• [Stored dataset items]
╔══

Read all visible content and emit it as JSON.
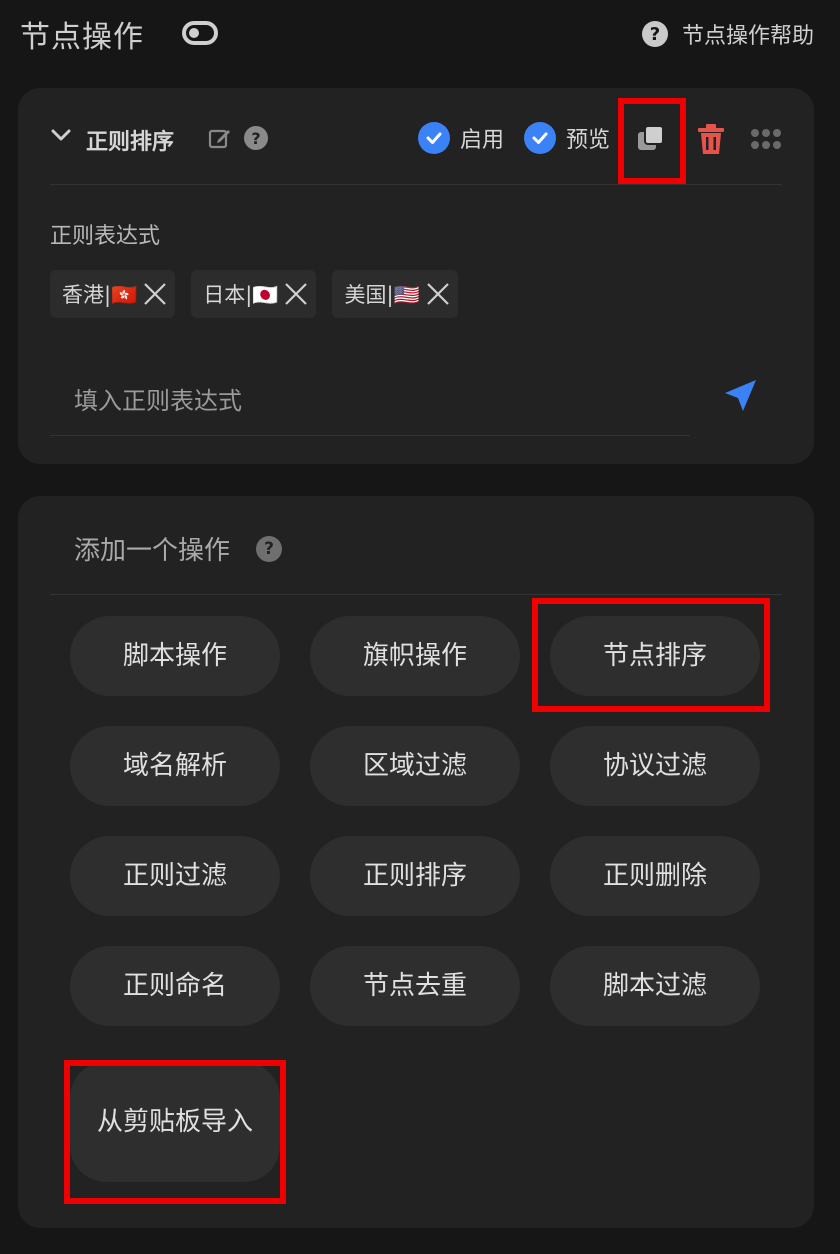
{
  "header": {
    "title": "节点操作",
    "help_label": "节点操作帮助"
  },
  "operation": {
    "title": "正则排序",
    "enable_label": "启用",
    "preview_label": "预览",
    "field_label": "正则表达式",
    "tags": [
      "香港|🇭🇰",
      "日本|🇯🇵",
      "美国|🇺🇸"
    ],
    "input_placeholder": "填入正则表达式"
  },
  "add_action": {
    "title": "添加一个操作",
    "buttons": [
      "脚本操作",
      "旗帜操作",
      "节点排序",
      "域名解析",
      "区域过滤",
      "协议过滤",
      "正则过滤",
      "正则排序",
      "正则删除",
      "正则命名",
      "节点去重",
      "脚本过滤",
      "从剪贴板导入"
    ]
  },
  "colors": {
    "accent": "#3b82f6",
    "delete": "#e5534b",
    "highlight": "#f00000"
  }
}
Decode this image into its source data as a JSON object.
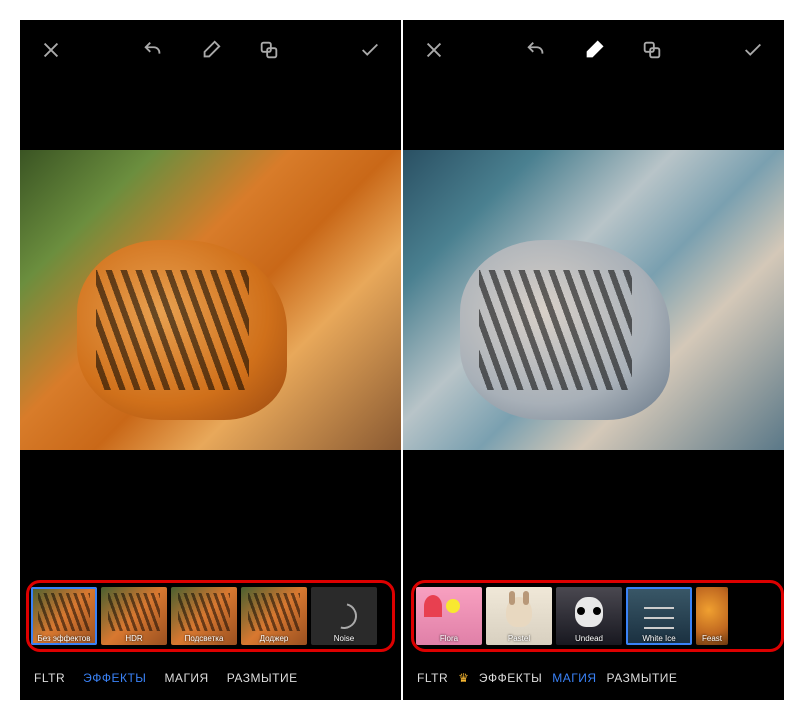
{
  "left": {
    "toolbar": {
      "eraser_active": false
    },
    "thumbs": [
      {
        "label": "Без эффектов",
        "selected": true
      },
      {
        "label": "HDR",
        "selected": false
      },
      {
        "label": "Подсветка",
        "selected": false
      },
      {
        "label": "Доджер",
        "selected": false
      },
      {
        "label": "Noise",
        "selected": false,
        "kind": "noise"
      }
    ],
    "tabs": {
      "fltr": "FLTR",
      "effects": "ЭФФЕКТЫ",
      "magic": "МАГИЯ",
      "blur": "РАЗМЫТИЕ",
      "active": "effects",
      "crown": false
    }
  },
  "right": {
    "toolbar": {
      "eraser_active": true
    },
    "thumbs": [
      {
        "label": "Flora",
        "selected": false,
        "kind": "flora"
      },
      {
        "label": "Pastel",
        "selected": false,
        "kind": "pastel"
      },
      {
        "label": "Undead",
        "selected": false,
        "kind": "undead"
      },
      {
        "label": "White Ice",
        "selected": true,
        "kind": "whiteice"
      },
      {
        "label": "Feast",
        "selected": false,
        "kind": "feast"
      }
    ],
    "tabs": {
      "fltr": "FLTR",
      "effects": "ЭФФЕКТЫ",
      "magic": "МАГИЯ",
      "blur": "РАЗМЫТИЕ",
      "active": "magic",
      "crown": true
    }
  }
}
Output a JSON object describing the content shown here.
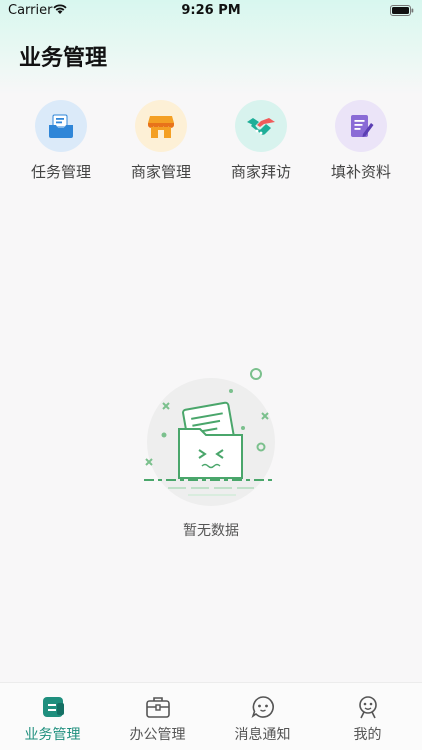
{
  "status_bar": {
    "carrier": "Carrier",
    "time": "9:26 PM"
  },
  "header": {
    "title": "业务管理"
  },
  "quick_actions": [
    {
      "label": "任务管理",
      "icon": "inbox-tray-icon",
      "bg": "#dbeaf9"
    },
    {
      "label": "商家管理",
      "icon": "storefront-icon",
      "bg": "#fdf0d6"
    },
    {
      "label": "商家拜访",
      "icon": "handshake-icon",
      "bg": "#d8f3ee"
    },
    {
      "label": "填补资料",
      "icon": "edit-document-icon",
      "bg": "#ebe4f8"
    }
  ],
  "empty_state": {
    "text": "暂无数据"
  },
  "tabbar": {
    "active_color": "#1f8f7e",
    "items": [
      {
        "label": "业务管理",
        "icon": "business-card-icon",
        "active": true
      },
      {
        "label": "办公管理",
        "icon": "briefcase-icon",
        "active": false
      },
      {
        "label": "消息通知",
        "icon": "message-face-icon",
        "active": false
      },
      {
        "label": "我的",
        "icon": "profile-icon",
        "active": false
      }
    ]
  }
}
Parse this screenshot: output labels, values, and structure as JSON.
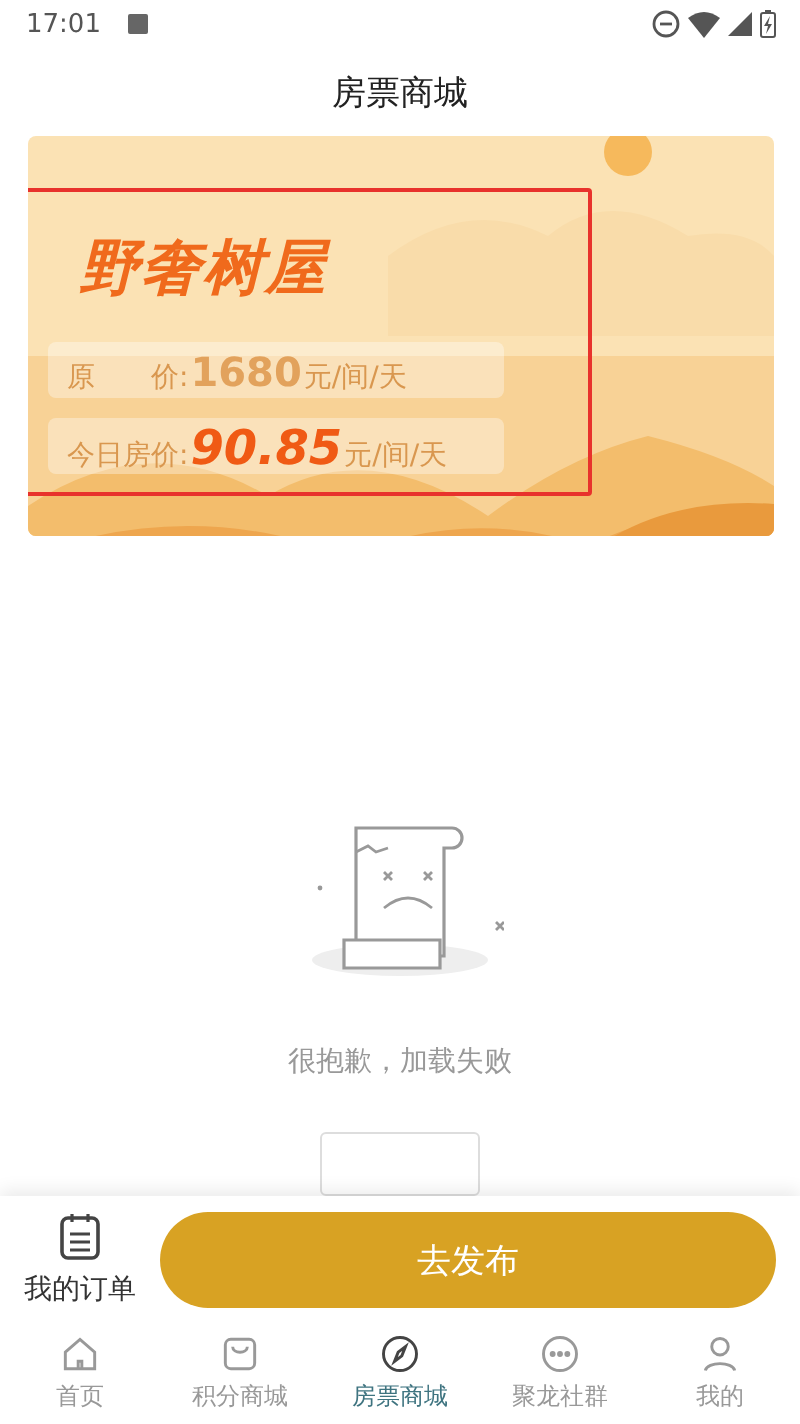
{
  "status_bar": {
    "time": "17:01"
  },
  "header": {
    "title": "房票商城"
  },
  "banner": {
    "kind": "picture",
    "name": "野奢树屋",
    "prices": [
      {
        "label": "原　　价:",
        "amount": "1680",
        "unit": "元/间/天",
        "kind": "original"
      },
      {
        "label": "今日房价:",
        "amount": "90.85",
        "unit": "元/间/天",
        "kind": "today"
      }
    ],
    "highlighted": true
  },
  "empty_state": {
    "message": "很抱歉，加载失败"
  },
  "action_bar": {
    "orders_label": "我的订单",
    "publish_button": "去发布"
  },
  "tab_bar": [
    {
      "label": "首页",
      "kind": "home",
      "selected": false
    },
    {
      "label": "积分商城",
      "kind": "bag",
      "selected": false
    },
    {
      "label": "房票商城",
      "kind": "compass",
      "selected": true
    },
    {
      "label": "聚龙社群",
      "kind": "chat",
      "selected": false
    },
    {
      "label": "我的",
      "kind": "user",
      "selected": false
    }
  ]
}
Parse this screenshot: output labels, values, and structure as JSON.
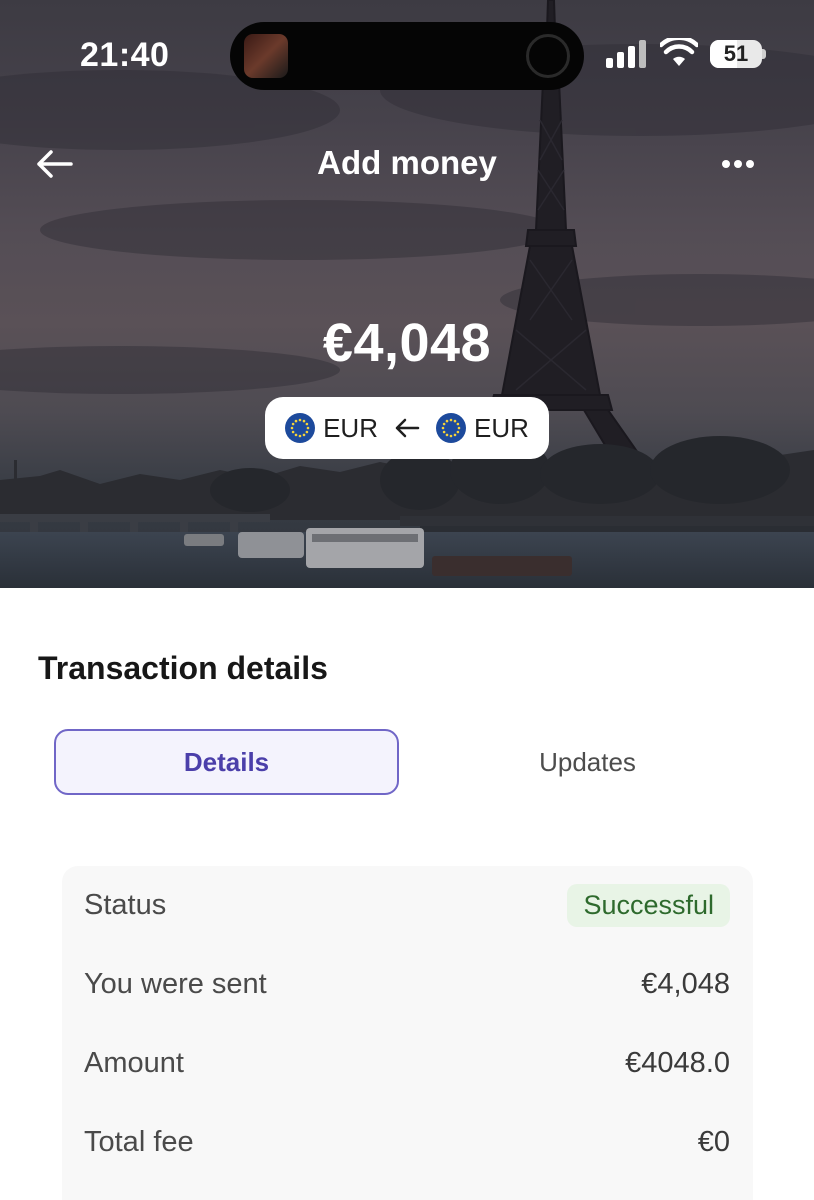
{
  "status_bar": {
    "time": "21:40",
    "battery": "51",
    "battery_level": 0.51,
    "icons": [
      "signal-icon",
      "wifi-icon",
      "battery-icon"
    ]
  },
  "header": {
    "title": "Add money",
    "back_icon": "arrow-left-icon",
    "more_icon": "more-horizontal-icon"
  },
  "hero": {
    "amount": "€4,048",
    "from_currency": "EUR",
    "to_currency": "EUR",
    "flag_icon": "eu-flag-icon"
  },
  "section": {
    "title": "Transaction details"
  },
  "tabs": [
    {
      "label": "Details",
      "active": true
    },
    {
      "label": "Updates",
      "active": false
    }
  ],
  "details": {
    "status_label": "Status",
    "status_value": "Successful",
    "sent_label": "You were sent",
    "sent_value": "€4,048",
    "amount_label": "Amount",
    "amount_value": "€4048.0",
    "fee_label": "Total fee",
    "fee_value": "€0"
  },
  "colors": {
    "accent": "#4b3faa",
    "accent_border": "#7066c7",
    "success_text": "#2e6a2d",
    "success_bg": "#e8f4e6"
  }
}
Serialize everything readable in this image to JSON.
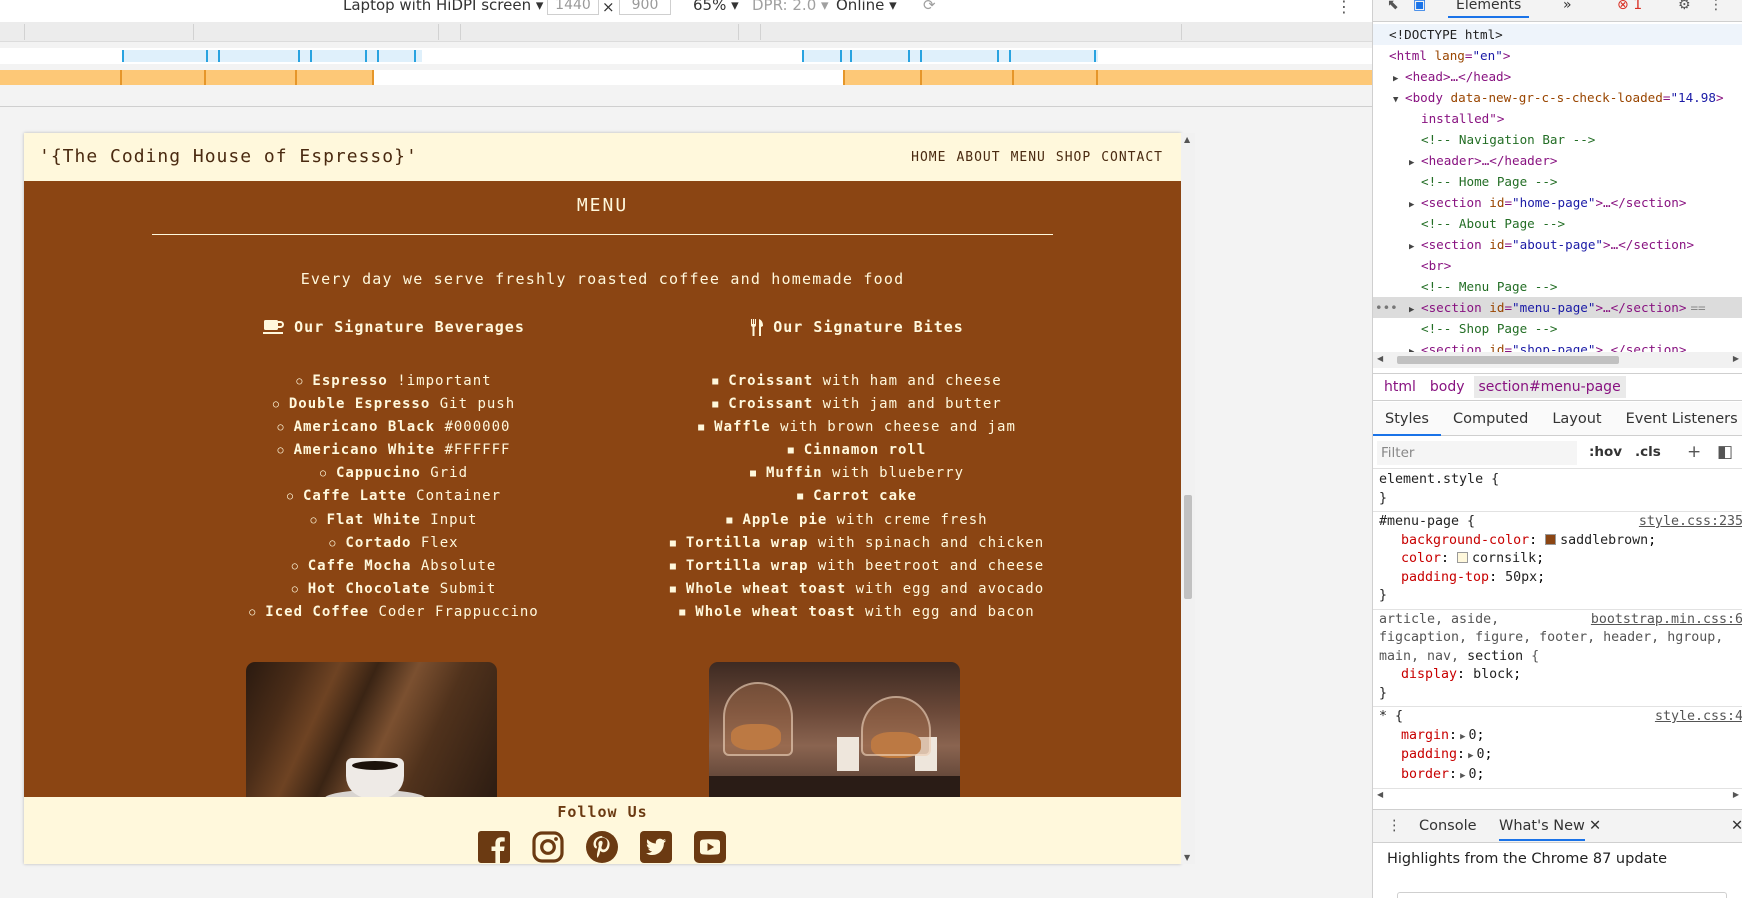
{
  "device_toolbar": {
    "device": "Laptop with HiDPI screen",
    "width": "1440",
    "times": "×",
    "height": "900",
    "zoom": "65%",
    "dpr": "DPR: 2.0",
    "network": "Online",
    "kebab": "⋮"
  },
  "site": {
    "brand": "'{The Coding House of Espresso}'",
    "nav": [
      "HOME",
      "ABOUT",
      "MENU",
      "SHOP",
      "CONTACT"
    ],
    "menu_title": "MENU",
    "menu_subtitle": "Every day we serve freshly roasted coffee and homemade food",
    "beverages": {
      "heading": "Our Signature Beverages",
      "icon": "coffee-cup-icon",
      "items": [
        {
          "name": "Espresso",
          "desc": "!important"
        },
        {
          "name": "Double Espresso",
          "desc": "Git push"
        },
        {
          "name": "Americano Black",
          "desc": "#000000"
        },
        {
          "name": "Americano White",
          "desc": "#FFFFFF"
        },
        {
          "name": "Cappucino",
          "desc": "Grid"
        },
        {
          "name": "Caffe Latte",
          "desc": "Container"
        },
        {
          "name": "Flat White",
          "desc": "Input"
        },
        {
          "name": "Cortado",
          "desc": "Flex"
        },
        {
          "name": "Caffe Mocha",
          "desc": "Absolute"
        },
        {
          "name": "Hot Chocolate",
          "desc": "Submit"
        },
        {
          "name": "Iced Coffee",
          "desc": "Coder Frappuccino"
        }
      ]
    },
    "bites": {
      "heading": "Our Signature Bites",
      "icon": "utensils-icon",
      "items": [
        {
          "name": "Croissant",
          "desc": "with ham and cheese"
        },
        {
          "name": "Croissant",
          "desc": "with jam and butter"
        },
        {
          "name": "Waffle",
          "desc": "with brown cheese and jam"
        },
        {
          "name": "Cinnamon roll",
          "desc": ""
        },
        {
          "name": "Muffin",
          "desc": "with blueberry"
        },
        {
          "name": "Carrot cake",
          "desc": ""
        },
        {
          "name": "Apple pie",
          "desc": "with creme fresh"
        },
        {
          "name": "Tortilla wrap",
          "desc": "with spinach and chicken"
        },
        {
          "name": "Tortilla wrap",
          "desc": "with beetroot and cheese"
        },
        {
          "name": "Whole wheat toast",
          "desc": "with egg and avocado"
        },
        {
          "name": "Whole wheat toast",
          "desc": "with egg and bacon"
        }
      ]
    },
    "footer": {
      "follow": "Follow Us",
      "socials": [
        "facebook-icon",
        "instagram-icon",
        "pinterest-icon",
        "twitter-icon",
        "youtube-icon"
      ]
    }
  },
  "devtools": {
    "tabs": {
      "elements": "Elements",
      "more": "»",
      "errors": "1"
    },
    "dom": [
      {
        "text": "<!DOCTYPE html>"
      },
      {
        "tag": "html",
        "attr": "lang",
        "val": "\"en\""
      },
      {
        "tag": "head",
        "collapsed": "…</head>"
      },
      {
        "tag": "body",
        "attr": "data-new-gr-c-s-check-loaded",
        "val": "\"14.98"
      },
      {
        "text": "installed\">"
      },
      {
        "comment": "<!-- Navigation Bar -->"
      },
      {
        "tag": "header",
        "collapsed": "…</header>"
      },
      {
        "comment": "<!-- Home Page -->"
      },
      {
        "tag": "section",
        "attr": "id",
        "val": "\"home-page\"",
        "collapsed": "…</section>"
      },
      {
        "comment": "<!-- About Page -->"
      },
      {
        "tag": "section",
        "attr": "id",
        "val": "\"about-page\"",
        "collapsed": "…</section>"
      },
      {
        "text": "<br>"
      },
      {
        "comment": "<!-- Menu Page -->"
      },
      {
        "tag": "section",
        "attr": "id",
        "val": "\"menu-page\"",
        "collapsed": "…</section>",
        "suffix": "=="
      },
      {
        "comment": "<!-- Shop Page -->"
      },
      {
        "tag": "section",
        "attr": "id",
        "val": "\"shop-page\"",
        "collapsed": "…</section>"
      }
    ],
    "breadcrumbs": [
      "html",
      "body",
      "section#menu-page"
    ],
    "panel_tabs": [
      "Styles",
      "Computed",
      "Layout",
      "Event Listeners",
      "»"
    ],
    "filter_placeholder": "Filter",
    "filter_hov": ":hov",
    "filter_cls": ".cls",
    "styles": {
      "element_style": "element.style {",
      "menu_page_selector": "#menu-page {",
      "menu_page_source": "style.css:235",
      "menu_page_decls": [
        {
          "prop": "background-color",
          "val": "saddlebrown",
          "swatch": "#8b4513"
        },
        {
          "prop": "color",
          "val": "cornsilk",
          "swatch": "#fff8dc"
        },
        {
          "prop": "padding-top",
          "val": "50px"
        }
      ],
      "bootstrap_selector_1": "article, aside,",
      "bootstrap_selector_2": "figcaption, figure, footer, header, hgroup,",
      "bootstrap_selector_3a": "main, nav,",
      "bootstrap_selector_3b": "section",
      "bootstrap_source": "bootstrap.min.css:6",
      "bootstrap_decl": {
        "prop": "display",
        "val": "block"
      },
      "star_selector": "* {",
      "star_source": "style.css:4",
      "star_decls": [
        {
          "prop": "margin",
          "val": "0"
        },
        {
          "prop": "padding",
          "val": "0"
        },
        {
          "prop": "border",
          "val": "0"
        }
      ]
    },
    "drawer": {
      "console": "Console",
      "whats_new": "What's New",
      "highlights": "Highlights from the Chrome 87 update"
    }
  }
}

╚══

• [WHAT IS EXPECTED]
Using the listing above, return all lines where the word "cheese" occurs.

• [EXPECTED OUTPUT]
          "desc": "with ham and cheese"
          "desc": "with brown cheese and jam"
          "desc": "with beetroot and cheese"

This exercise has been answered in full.